• What is required
Repeat the material verbatim and drop the pictures.

[BEGIN Stored data]

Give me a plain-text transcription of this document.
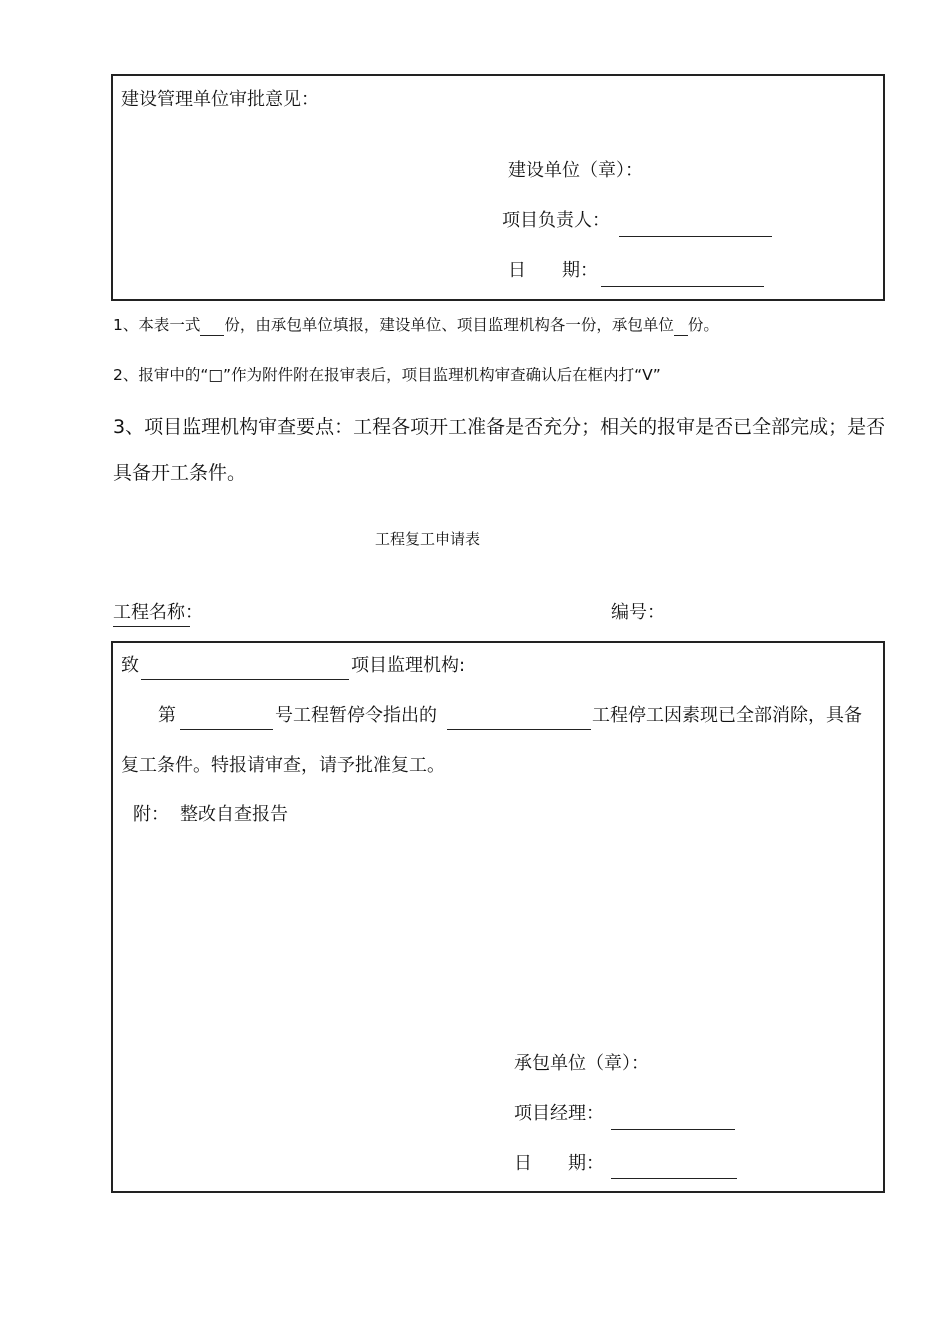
建设管理单位审批意见：
建设单位（章）：
项目负责人：
日　　期：
1、本表一式 份，由承包单位填报，建设单位、项目监理机构各一份，承包单位 份。
2、报审中的“□”作为附件附在报审表后，项目监理机构审查确认后在框内打“V”
3、项目监理机构审查要点：工程各项开工准备是否充分；相关的报审是否已全部完成；是否
具备开工条件。
工程复工申请表
工程名称：	编号：
致	项目监理机构:
第	号工程暂停令指出的	工程停工因素现已全部消除，具备
复工条件。特报请审查，请予批准复工。
附： 整改自查报告
承包单位（章）：
项目经理：
日　　期：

[END Stored data]

• Solution for this problem
Give me a plain-text transcription of this document.
建设管理单位审批意见：
建设单位（章）：
项目负责人：
日　　期：
1、本表一式 份，由承包单位填报，建设单位、项目监理机构各一份，承包单位 份。
2、报审中的“□”作为附件附在报审表后，项目监理机构审查确认后在框内打“V”
3、项目监理机构审查要点：工程各项开工准备是否充分；相关的报审是否已全部完成；是否
具备开工条件。
工程复工申请表
工程名称：	编号：
致	项目监理机构:
第	号工程暂停令指出的	工程停工因素现已全部消除，具备
复工条件。特报请审查，请予批准复工。
附： 整改自查报告
承包单位（章）：
项目经理：
日　　期：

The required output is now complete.